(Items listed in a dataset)
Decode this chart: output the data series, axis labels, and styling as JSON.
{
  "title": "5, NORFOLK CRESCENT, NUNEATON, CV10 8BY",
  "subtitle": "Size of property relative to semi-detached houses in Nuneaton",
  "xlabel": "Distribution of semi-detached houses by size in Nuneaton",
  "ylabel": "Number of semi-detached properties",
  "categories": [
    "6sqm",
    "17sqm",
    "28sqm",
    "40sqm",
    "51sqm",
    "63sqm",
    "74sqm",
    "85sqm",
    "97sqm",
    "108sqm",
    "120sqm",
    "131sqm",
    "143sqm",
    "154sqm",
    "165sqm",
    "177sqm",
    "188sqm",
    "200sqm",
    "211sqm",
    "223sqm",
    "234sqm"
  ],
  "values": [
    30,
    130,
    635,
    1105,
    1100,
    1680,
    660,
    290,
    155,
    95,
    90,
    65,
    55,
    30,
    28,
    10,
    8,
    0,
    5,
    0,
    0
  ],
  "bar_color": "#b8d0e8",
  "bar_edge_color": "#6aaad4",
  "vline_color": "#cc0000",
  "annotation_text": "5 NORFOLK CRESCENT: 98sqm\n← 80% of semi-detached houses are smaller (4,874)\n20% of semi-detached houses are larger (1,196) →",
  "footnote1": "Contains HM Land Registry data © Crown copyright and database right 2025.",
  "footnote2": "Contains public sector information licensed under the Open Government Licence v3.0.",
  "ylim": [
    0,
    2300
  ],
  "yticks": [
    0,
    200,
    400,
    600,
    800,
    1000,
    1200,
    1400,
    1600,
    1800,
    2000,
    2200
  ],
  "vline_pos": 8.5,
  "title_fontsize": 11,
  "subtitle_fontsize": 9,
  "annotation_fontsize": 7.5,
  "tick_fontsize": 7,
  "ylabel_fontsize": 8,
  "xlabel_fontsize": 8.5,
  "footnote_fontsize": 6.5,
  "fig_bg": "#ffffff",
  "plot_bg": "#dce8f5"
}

YOUR GOAL: Give the number of lines in the data that contain "CRESCENT", with no other words.

REPLY: 2